[TASK INSTRUCTIONS]
Pick out each line of the entries below that contains the string "description", and copy those lines unchanged.

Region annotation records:
---

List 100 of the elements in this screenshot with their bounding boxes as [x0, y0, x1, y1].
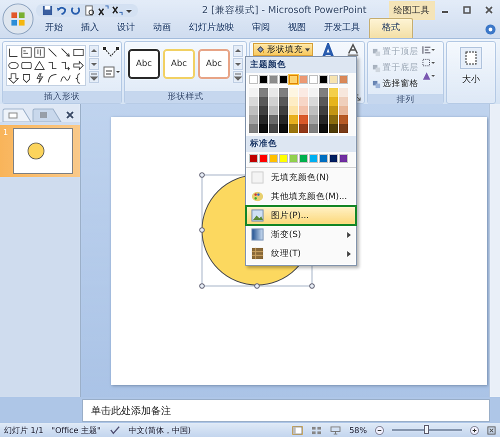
- color-swatch[interactable]: [329, 154, 338, 163]
- color-swatch[interactable]: [339, 154, 348, 163]
- fit-to-window-icon[interactable]: [487, 426, 496, 434]
- color-swatch[interactable]: [329, 97, 338, 106]
- office-button[interactable]: [2, 3, 34, 35]
- color-swatch[interactable]: [309, 88, 318, 97]
- notes-field[interactable]: 单击此处添加备注: [82, 399, 490, 422]
- zoom-out-icon[interactable]: [375, 426, 384, 434]
- color-swatch[interactable]: [319, 154, 328, 163]
- close-icon[interactable]: [65, 110, 75, 120]
- scroll-up-icon[interactable]: [89, 45, 99, 57]
- color-swatch[interactable]: [269, 88, 278, 97]
- save-icon[interactable]: [42, 4, 53, 16]
- color-swatch[interactable]: [279, 154, 288, 163]
- maximize-icon[interactable]: [462, 5, 472, 15]
- color-swatch[interactable]: [309, 106, 318, 115]
- color-swatch[interactable]: [299, 115, 308, 124]
- scroll-down-icon[interactable]: [233, 58, 243, 70]
- group-objects-icon[interactable]: [422, 58, 435, 68]
- color-swatch[interactable]: [339, 88, 348, 97]
- color-swatch[interactable]: [259, 97, 268, 106]
- menu-item[interactable]: 纹理(T): [246, 244, 356, 263]
- color-swatch[interactable]: [279, 75, 288, 84]
- rectangle-icon[interactable]: [73, 47, 84, 58]
- help-icon[interactable]: [485, 24, 496, 35]
- color-swatch[interactable]: [339, 106, 348, 115]
- color-swatch[interactable]: [299, 124, 308, 133]
- color-swatch[interactable]: [289, 154, 298, 163]
- close-icon[interactable]: [484, 5, 494, 15]
- color-swatch[interactable]: [339, 115, 348, 124]
- ribbon-tab[interactable]: 开始: [36, 19, 72, 38]
- color-swatch[interactable]: [309, 97, 318, 106]
- color-swatch[interactable]: [299, 154, 308, 163]
- color-swatch[interactable]: [269, 154, 278, 163]
- zoom-slider-thumb[interactable]: [424, 425, 429, 434]
- lightning-icon[interactable]: [34, 73, 45, 84]
- more-icon[interactable]: [89, 71, 99, 83]
- color-swatch[interactable]: [289, 97, 298, 106]
- triangle-icon[interactable]: [34, 60, 45, 71]
- shape-style-preset[interactable]: Abc: [198, 49, 230, 79]
- slide-thumbnail[interactable]: [13, 128, 73, 174]
- outline-tab-icon[interactable]: [32, 108, 62, 122]
- shape-fill-button[interactable]: 形状填充: [253, 43, 313, 56]
- color-swatch[interactable]: [259, 124, 268, 133]
- vertical-text-box-icon[interactable]: [34, 47, 45, 58]
- color-swatch[interactable]: [249, 106, 258, 115]
- scroll-down-icon[interactable]: [89, 58, 99, 70]
- shape-style-preset[interactable]: Abc: [163, 49, 195, 79]
- color-swatch[interactable]: [329, 75, 338, 84]
- menu-item[interactable]: 无填充颜色(N): [246, 168, 356, 187]
- color-swatch[interactable]: [309, 75, 318, 84]
- elbow-arrow-icon[interactable]: [60, 60, 71, 71]
- ribbon-tab[interactable]: 格式: [369, 18, 413, 38]
- color-swatch[interactable]: [329, 106, 338, 115]
- color-swatch[interactable]: [289, 115, 298, 124]
- color-swatch[interactable]: [299, 88, 308, 97]
- color-swatch[interactable]: [279, 115, 288, 124]
- ribbon-tab[interactable]: 动画: [144, 19, 180, 38]
- color-swatch[interactable]: [249, 124, 258, 133]
- arc-icon[interactable]: [47, 73, 58, 84]
- color-swatch[interactable]: [249, 115, 258, 124]
- color-swatch[interactable]: [319, 115, 328, 124]
- color-swatch[interactable]: [249, 88, 258, 97]
- color-swatch[interactable]: [259, 115, 268, 124]
- color-swatch[interactable]: [289, 124, 298, 133]
- color-swatch[interactable]: [309, 115, 318, 124]
- color-swatch[interactable]: [279, 124, 288, 133]
- color-swatch[interactable]: [289, 106, 298, 115]
- vertical-scrollbar[interactable]: [489, 104, 500, 397]
- subscript-icon[interactable]: [112, 4, 123, 16]
- color-swatch[interactable]: [309, 124, 318, 133]
- more-icon[interactable]: [233, 71, 243, 83]
- text-box-icon[interactable]: [102, 65, 120, 79]
- color-swatch[interactable]: [319, 106, 328, 115]
- color-swatch[interactable]: [269, 115, 278, 124]
- rotate-icon[interactable]: [422, 71, 435, 81]
- right-arrow-icon[interactable]: [73, 60, 84, 71]
- ribbon-tab[interactable]: 审阅: [243, 19, 279, 38]
- color-swatch[interactable]: [319, 88, 328, 97]
- line-icon[interactable]: [47, 47, 58, 58]
- size-button[interactable]: 大小: [458, 45, 484, 88]
- redo-icon[interactable]: [70, 4, 81, 16]
- color-swatch[interactable]: [329, 124, 338, 133]
- scroll-up-icon[interactable]: [233, 45, 243, 57]
- undo-icon[interactable]: [56, 4, 67, 16]
- down-arrow-icon[interactable]: [8, 73, 19, 84]
- color-swatch[interactable]: [279, 88, 288, 97]
- ribbon-tab[interactable]: 设计: [108, 19, 144, 38]
- color-swatch[interactable]: [269, 97, 278, 106]
- slide-show-icon[interactable]: [330, 426, 342, 434]
- color-swatch[interactable]: [259, 106, 268, 115]
- ribbon-tab[interactable]: 幻灯片放映: [180, 19, 243, 38]
- text-fill-icon[interactable]: [346, 43, 360, 57]
- ribbon-tab[interactable]: 视图: [279, 19, 315, 38]
- color-swatch[interactable]: [259, 75, 268, 84]
- ribbon-tab[interactable]: 开发工具: [315, 19, 369, 38]
- color-swatch[interactable]: [339, 75, 348, 84]
- color-swatch[interactable]: [249, 75, 258, 84]
- color-swatch[interactable]: [279, 97, 288, 106]
- superscript-icon[interactable]: [98, 4, 109, 16]
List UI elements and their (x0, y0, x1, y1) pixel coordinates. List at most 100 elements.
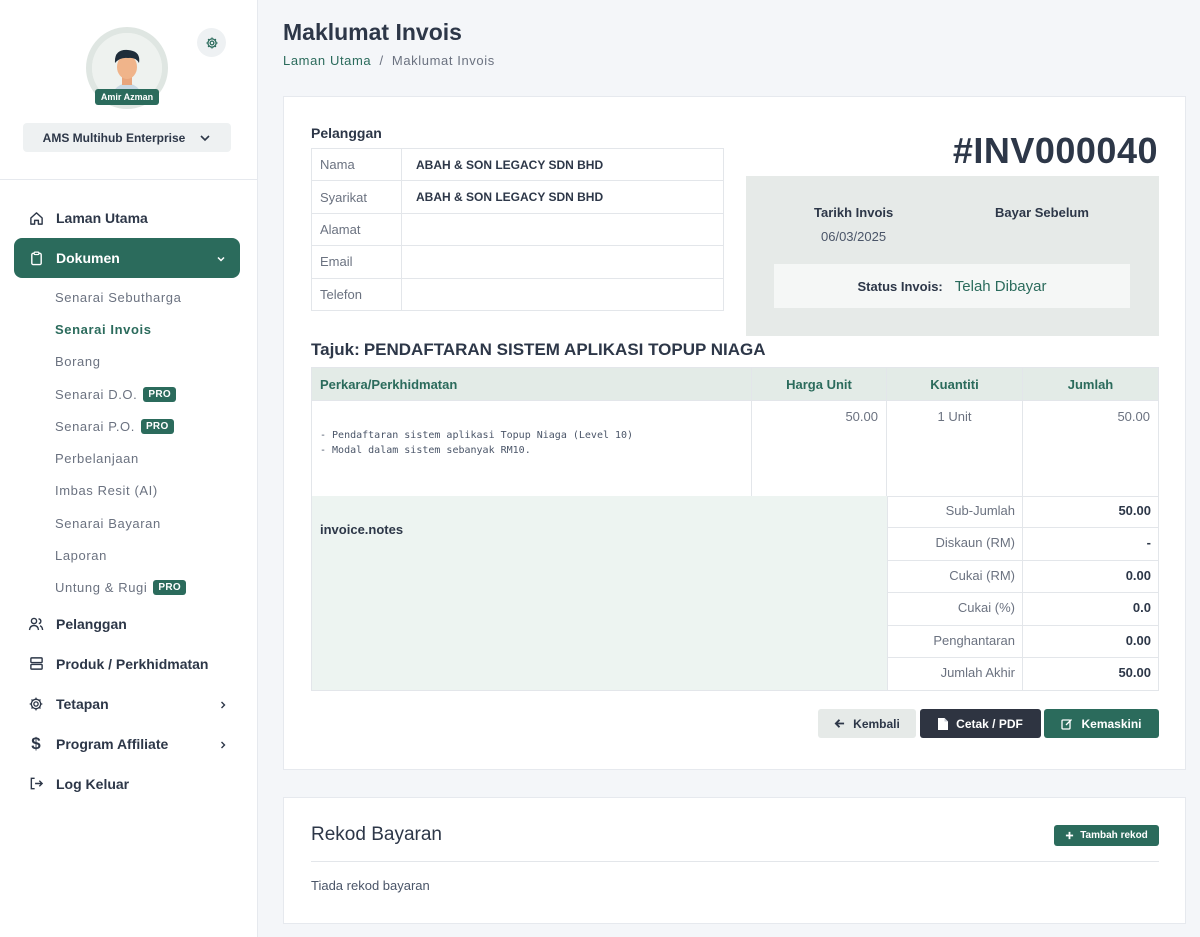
sidebar-item-label: Pelanggan (56, 615, 127, 632)
total-row: Sub-Jumlah 50.00 (887, 496, 1159, 529)
sidebar-item-dokumen[interactable]: Dokumen (14, 238, 240, 278)
sidebar-item-home[interactable]: Laman Utama (0, 198, 258, 238)
customer-field-label: Telefon (311, 277, 402, 311)
logout-icon (28, 776, 44, 792)
sidebar-item-label: Produk / Perkhidmatan (56, 655, 209, 672)
sidebar-subitem-laporan[interactable]: Laporan (0, 539, 258, 571)
sidebar-subitem-bayaran[interactable]: Senarai Bayaran (0, 507, 258, 539)
total-row: Penghantaran 0.00 (887, 625, 1159, 658)
sidebar-item-logout[interactable]: Log Keluar (0, 764, 258, 804)
sidebar: Amir Azman AMS Multihub Enterprise Laman… (0, 0, 258, 937)
total-value: 0.00 (1125, 567, 1151, 583)
invoice-notes: invoice.notes (312, 496, 887, 690)
chevron-down-icon (217, 256, 225, 262)
total-value: 50.00 (1118, 665, 1151, 680)
breadcrumb-separator: / (379, 53, 384, 68)
dollar-icon: $ (31, 733, 41, 753)
total-label: Penghantaran (887, 625, 1023, 657)
sidebar-item-pelanggan[interactable]: Pelanggan (0, 604, 258, 644)
sidebar-item-affiliate[interactable]: $ Program Affiliate (0, 724, 258, 764)
total-value: 50.00 (1118, 503, 1151, 518)
table-row: Telefon (311, 277, 724, 311)
sidebar-item-label: Log Keluar (56, 775, 130, 792)
back-button-label: Kembali (853, 716, 900, 731)
due-date-label: Bayar Sebelum (995, 205, 1089, 220)
customer-field-value (401, 212, 724, 247)
invoice-meta-box (746, 176, 1159, 336)
gear-icon (205, 36, 218, 49)
company-select-label: AMS Multihub Enterprise (42, 130, 186, 145)
sidebar-item-tetapan[interactable]: Tetapan (0, 684, 258, 724)
sidebar-subitem-borang[interactable]: Borang (0, 346, 258, 378)
item-description: - Pendaftaran sistem aplikasi Topup Niag… (311, 400, 752, 497)
table-row: Email (311, 245, 724, 279)
column-header: Perkara/Perkhidmatan (311, 367, 752, 401)
item-total: 50.00 (1022, 400, 1159, 497)
customer-field-value (401, 277, 724, 311)
invoice-status-box: Status Invois: Telah Dibayar (774, 264, 1130, 308)
item-description-line: - Pendaftaran sistem aplikasi Topup Niag… (320, 430, 634, 441)
divider (311, 861, 1159, 862)
sidebar-item-label: Tetapan (56, 695, 109, 712)
invoice-date-value: 06/03/2025 (821, 229, 887, 244)
subject-label: Tajuk: (311, 340, 360, 359)
items-table: Perkara/Perkhidmatan Harga Unit Kuantiti… (311, 367, 1159, 497)
invoice-subject: Tajuk: PENDAFTARAN SISTEM APLIKASI TOPUP … (311, 340, 766, 360)
home-icon (28, 210, 44, 226)
table-header-row: Perkara/Perkhidmatan Harga Unit Kuantiti… (311, 367, 1159, 401)
sidebar-subitem-untung-rugi[interactable]: Untung & Rugi PRO (0, 572, 258, 604)
item-quantity: 1 Unit (886, 400, 1023, 497)
sidebar-subitem-do[interactable]: Senarai D.O. PRO (0, 378, 258, 410)
server-icon (28, 656, 44, 672)
company-select[interactable]: AMS Multihub Enterprise (23, 123, 231, 152)
table-row: Syarikat ABAH & SON LEGACY SDN BHD (311, 180, 724, 214)
add-record-label: Tambah rekod (1080, 830, 1148, 841)
sidebar-subitem-sebutharga[interactable]: Senarai Sebutharga (0, 281, 258, 313)
customer-table: Nama ABAH & SON LEGACY SDN BHD Syarikat AB… (311, 147, 724, 311)
column-header: Harga Unit (751, 367, 887, 401)
plus-icon (1066, 831, 1074, 840)
total-value: 0.0 (1132, 600, 1151, 616)
clipboard-icon (28, 250, 44, 266)
pro-badge: PRO (140, 418, 174, 434)
item-unit-price: 50.00 (751, 400, 887, 497)
payment-records-title: Rekod Bayaran (311, 824, 442, 845)
column-header: Kuantiti (886, 367, 1023, 401)
customer-field-label: Nama (311, 147, 402, 182)
customer-field-value: ABAH & SON LEGACY SDN BHD (401, 147, 724, 182)
customer-field-label: Alamat (311, 212, 402, 247)
customer-field-label: Email (311, 245, 402, 279)
invoice-number: #INV000040 (952, 130, 1158, 171)
profile-settings-button[interactable] (197, 28, 226, 57)
chevron-right-icon (221, 701, 226, 709)
edit-button[interactable]: Kemaskini (1044, 709, 1159, 738)
total-row: Diskaun (RM) - (887, 528, 1159, 561)
payment-records-empty: Tiada rekod bayaran (311, 878, 430, 893)
page-title: Maklumat Invois (283, 19, 462, 45)
total-value: 0.00 (1125, 632, 1151, 648)
back-button[interactable]: Kembali (818, 709, 916, 738)
chevron-right-icon (221, 741, 226, 749)
sidebar-subitem-po[interactable]: Senarai P.O. PRO (0, 410, 258, 442)
customer-section-label: Pelanggan (311, 125, 382, 141)
customer-field-value: ABAH & SON LEGACY SDN BHD (401, 180, 724, 214)
sidebar-item-produk[interactable]: Produk / Perkhidmatan (0, 644, 258, 684)
breadcrumb-home-link[interactable]: Laman Utama (283, 53, 371, 68)
print-pdf-button[interactable]: Cetak / PDF (920, 709, 1041, 738)
sidebar-subitem-invois[interactable]: Senarai Invois (0, 313, 258, 345)
edit-icon (1061, 718, 1073, 730)
add-record-button[interactable]: Tambah rekod (1054, 825, 1159, 846)
status-badge: Telah Dibayar (954, 277, 1047, 295)
total-row: Cukai (%) 0.0 (887, 593, 1159, 626)
total-label: Diskaun (RM) (887, 528, 1023, 560)
arrow-left-icon (834, 719, 845, 728)
sidebar-subitem-imbas-resit[interactable]: Imbas Resit (AI) (0, 475, 258, 507)
table-row: Nama ABAH & SON LEGACY SDN BHD (311, 147, 724, 182)
table-row: - Pendaftaran sistem aplikasi Topup Niag… (311, 400, 1159, 497)
invoice-notes-text: invoice.notes (320, 522, 404, 537)
sidebar-item-label: Dokumen (56, 250, 120, 266)
customer-field-label: Syarikat (311, 180, 402, 214)
edit-button-label: Kemaskini (1081, 716, 1142, 731)
sidebar-subitem-perbelanjaan[interactable]: Perbelanjaan (0, 442, 258, 474)
status-label: Status Invois: (857, 278, 943, 294)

---

[EXERCISE RESULT]
item-description: - Pendaftaran sistem aplikasi Topup Niag… (311, 400, 752, 497)
item-description-line: - Pendaftaran sistem aplikasi Topup Niag… (320, 430, 634, 441)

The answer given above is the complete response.